[Recorded data]

----

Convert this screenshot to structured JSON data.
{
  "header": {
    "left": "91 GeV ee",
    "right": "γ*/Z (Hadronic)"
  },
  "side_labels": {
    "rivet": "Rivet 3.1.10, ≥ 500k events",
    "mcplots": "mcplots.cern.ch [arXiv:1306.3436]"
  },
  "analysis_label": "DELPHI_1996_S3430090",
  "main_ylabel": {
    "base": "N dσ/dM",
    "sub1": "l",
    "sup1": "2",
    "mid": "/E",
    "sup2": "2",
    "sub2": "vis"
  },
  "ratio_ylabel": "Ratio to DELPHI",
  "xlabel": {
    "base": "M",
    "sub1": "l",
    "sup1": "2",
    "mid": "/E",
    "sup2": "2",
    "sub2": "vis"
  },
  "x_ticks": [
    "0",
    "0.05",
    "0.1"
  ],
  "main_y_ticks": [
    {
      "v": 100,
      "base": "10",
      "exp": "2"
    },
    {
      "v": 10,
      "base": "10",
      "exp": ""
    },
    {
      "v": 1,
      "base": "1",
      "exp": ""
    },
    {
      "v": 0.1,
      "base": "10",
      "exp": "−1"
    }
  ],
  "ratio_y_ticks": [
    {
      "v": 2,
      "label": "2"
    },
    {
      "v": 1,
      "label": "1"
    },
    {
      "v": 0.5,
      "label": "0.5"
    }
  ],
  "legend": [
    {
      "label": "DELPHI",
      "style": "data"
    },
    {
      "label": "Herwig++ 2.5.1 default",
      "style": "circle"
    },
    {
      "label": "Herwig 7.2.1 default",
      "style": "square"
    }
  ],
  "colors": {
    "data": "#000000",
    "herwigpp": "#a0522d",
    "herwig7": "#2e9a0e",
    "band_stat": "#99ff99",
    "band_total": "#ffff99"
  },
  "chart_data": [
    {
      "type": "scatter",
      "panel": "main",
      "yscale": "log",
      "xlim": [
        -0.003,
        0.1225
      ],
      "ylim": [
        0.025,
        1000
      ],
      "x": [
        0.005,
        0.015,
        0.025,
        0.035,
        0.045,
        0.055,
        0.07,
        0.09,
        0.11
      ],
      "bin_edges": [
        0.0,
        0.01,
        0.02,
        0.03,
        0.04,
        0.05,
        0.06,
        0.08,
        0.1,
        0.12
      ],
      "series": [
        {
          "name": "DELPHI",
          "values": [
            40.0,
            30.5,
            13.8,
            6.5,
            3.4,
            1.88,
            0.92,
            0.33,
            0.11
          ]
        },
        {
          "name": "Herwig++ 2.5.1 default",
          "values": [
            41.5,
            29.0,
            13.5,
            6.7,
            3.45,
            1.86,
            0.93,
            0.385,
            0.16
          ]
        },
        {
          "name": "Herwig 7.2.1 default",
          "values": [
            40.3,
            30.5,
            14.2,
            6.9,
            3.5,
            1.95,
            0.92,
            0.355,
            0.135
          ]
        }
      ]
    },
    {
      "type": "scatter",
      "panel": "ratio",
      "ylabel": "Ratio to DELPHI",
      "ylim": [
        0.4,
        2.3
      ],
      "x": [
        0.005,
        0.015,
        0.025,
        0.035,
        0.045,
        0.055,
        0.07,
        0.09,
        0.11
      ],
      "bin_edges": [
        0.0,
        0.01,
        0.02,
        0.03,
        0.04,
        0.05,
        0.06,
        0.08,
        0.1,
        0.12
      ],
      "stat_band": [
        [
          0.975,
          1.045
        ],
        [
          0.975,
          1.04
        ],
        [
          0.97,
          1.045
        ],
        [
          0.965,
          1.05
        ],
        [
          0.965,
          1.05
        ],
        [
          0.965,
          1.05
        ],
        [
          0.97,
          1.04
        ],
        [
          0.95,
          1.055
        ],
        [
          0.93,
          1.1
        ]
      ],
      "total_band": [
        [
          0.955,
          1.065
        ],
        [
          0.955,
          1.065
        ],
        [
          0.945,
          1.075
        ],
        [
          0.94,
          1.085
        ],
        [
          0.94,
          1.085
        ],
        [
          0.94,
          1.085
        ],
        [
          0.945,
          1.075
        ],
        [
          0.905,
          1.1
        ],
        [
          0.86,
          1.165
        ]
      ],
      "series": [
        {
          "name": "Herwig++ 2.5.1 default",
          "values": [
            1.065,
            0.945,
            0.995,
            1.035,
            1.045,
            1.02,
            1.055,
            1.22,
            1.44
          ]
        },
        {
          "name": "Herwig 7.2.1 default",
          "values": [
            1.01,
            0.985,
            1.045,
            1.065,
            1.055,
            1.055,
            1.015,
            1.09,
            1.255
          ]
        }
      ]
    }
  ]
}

----

YOUR TASK: Each line of the material above needs to be quoted exactly, please.

IN RESPONSE:
Convert this screenshot to structured JSON data.
{
  "header": {
    "left": "91 GeV ee",
    "right": "γ*/Z (Hadronic)"
  },
  "side_labels": {
    "rivet": "Rivet 3.1.10, ≥ 500k events",
    "mcplots": "mcplots.cern.ch [arXiv:1306.3436]"
  },
  "analysis_label": "DELPHI_1996_S3430090",
  "main_ylabel": {
    "base": "N dσ/dM",
    "sub1": "l",
    "sup1": "2",
    "mid": "/E",
    "sup2": "2",
    "sub2": "vis"
  },
  "ratio_ylabel": "Ratio to DELPHI",
  "xlabel": {
    "base": "M",
    "sub1": "l",
    "sup1": "2",
    "mid": "/E",
    "sup2": "2",
    "sub2": "vis"
  },
  "x_ticks": [
    "0",
    "0.05",
    "0.1"
  ],
  "main_y_ticks": [
    {
      "v": 100,
      "base": "10",
      "exp": "2"
    },
    {
      "v": 10,
      "base": "10",
      "exp": ""
    },
    {
      "v": 1,
      "base": "1",
      "exp": ""
    },
    {
      "v": 0.1,
      "base": "10",
      "exp": "−1"
    }
  ],
  "ratio_y_ticks": [
    {
      "v": 2,
      "label": "2"
    },
    {
      "v": 1,
      "label": "1"
    },
    {
      "v": 0.5,
      "label": "0.5"
    }
  ],
  "legend": [
    {
      "label": "DELPHI",
      "style": "data"
    },
    {
      "label": "Herwig++ 2.5.1 default",
      "style": "circle"
    },
    {
      "label": "Herwig 7.2.1 default",
      "style": "square"
    }
  ],
  "colors": {
    "data": "#000000",
    "herwigpp": "#a0522d",
    "herwig7": "#2e9a0e",
    "band_stat": "#99ff99",
    "band_total": "#ffff99"
  },
  "chart_data": [
    {
      "type": "scatter",
      "panel": "main",
      "yscale": "log",
      "xlim": [
        -0.003,
        0.1225
      ],
      "ylim": [
        0.025,
        1000
      ],
      "x": [
        0.005,
        0.015,
        0.025,
        0.035,
        0.045,
        0.055,
        0.07,
        0.09,
        0.11
      ],
      "bin_edges": [
        0.0,
        0.01,
        0.02,
        0.03,
        0.04,
        0.05,
        0.06,
        0.08,
        0.1,
        0.12
      ],
      "series": [
        {
          "name": "DELPHI",
          "values": [
            40.0,
            30.5,
            13.8,
            6.5,
            3.4,
            1.88,
            0.92,
            0.33,
            0.11
          ]
        },
        {
          "name": "Herwig++ 2.5.1 default",
          "values": [
            41.5,
            29.0,
            13.5,
            6.7,
            3.45,
            1.86,
            0.93,
            0.385,
            0.16
          ]
        },
        {
          "name": "Herwig 7.2.1 default",
          "values": [
            40.3,
            30.5,
            14.2,
            6.9,
            3.5,
            1.95,
            0.92,
            0.355,
            0.135
          ]
        }
      ]
    },
    {
      "type": "scatter",
      "panel": "ratio",
      "ylabel": "Ratio to DELPHI",
      "ylim": [
        0.4,
        2.3
      ],
      "x": [
        0.005,
        0.015,
        0.025,
        0.035,
        0.045,
        0.055,
        0.07,
        0.09,
        0.11
      ],
      "bin_edges": [
        0.0,
        0.01,
        0.02,
        0.03,
        0.04,
        0.05,
        0.06,
        0.08,
        0.1,
        0.12
      ],
      "stat_band": [
        [
          0.975,
          1.045
        ],
        [
          0.975,
          1.04
        ],
        [
          0.97,
          1.045
        ],
        [
          0.965,
          1.05
        ],
        [
          0.965,
          1.05
        ],
        [
          0.965,
          1.05
        ],
        [
          0.97,
          1.04
        ],
        [
          0.95,
          1.055
        ],
        [
          0.93,
          1.1
        ]
      ],
      "total_band": [
        [
          0.955,
          1.065
        ],
        [
          0.955,
          1.065
        ],
        [
          0.945,
          1.075
        ],
        [
          0.94,
          1.085
        ],
        [
          0.94,
          1.085
        ],
        [
          0.94,
          1.085
        ],
        [
          0.945,
          1.075
        ],
        [
          0.905,
          1.1
        ],
        [
          0.86,
          1.165
        ]
      ],
      "series": [
        {
          "name": "Herwig++ 2.5.1 default",
          "values": [
            1.065,
            0.945,
            0.995,
            1.035,
            1.045,
            1.02,
            1.055,
            1.22,
            1.44
          ]
        },
        {
          "name": "Herwig 7.2.1 default",
          "values": [
            1.01,
            0.985,
            1.045,
            1.065,
            1.055,
            1.055,
            1.015,
            1.09,
            1.255
          ]
        }
      ]
    }
  ]
}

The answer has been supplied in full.